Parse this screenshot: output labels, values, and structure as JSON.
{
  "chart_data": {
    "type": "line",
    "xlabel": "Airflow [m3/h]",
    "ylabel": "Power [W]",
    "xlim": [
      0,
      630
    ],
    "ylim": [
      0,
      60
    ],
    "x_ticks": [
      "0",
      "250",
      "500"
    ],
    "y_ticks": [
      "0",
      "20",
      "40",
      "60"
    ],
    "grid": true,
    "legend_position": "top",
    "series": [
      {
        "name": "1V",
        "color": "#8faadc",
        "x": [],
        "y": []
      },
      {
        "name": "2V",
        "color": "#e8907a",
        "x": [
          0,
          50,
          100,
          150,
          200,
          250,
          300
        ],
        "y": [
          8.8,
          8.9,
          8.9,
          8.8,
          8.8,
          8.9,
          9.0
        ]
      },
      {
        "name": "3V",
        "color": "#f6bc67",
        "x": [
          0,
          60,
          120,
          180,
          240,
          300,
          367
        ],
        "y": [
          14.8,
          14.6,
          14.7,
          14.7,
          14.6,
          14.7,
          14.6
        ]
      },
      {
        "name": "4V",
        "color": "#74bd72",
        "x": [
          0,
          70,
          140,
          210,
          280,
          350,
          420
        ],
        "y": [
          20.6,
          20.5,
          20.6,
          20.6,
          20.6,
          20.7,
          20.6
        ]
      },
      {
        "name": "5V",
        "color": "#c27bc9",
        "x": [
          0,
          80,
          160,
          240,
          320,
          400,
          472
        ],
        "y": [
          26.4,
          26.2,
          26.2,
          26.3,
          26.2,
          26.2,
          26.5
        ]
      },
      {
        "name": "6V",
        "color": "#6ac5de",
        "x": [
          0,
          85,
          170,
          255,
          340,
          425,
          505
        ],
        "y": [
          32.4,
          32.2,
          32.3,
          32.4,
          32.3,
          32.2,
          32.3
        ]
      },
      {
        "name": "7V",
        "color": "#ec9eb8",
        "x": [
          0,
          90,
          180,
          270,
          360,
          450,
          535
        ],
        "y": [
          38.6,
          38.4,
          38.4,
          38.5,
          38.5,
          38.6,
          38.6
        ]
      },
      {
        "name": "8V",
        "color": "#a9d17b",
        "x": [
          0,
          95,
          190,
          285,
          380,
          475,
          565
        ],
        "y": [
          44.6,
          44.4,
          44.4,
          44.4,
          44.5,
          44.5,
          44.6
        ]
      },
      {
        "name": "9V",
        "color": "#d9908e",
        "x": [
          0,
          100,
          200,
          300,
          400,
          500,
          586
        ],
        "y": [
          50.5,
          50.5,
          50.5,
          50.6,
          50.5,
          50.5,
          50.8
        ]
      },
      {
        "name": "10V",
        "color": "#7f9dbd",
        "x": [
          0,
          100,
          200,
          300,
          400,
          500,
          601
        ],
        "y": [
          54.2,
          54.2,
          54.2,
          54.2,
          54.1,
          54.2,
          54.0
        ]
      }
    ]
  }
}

- AIM -
List all lines from the entries that include the word "color".

- WRITTEN RESPONSE -
        "color": "#8faadc",
        "color": "#e8907a",
        "color": "#f6bc67",
        "color": "#74bd72",
        "color": "#c27bc9",
        "color": "#6ac5de",
        "color": "#ec9eb8",
        "color": "#a9d17b",
        "color": "#d9908e",
        "color": "#7f9dbd",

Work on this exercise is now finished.